* Short exercise *
Extract every line of the listing below and copy each one word for word.
* start Provided material *
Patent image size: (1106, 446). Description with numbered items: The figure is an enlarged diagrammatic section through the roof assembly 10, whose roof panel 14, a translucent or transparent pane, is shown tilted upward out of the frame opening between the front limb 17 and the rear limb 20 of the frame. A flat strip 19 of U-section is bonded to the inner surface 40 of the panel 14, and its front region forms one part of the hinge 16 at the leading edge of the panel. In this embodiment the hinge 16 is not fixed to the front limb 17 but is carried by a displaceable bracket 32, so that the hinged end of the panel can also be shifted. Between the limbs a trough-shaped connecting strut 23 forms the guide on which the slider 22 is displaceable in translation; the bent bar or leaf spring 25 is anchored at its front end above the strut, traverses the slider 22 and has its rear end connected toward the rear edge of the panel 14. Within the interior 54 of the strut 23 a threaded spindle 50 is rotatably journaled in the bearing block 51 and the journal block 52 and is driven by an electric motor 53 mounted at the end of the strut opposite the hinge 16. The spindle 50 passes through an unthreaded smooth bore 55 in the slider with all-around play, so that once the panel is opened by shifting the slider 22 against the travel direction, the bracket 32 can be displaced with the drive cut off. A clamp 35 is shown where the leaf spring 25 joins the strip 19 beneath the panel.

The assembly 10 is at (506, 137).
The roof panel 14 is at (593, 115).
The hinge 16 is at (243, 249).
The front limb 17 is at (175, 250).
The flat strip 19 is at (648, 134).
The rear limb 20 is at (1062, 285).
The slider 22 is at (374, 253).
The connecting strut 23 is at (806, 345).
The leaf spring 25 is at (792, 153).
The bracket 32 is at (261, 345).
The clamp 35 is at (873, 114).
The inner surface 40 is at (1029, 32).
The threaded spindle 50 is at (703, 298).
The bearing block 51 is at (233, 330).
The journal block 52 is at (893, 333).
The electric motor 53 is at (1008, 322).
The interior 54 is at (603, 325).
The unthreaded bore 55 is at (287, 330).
* end Provided material *
* The output *
Patent image size: (1106, 446). Description with numbered items: The figure is an enlarged diagrammatic section through the roof assembly 10, whose roof panel 14, a translucent or transparent pane, is shown tilted upward out of the frame opening between the front limb 17 and the rear limb 20 of the frame. A flat strip 19 of U-section is bonded to the inner surface 40 of the panel 14, and its front region forms one part of the hinge 16 at the leading edge of the panel. In this embodiment the hinge 16 is not fixed to the front limb 17 but is carried by a displaceable bracket 32, so that the hinged end of the panel can also be shifted. Between the limbs a trough-shaped connecting strut 23 forms the guide on which the slider 22 is displaceable in translation; the bent bar or leaf spring 25 is anchored at its front end above the strut, traverses the slider 22 and has its rear end connected toward the rear edge of the panel 14. Within the interior 54 of the strut 23 a threaded spindle 50 is rotatably journaled in the bearing block 51 and the journal block 52 and is driven by an electric motor 53 mounted at the end of the strut opposite the hinge 16. The spindle 50 passes through an unthreaded smooth bore 55 in the slider with all-around play, so that once the panel is opened by shifting the slider 22 against the travel direction, the bracket 32 can be displaced with the drive cut off. A clamp 35 is shown where the leaf spring 25 joins the strip 19 beneath the panel.

The assembly 10 is at (506, 137).
The roof panel 14 is at (593, 115).
The hinge 16 is at (243, 249).
The front limb 17 is at (175, 250).
The flat strip 19 is at (648, 134).
The rear limb 20 is at (1062, 285).
The slider 22 is at (374, 253).
The connecting strut 23 is at (806, 345).
The leaf spring 25 is at (792, 153).
The bracket 32 is at (261, 345).
The clamp 35 is at (873, 114).
The inner surface 40 is at (1029, 32).
The threaded spindle 50 is at (703, 298).
The bearing block 51 is at (233, 330).
The journal block 52 is at (893, 333).
The electric motor 53 is at (1008, 322).
The interior 54 is at (603, 325).
The unthreaded bore 55 is at (287, 330).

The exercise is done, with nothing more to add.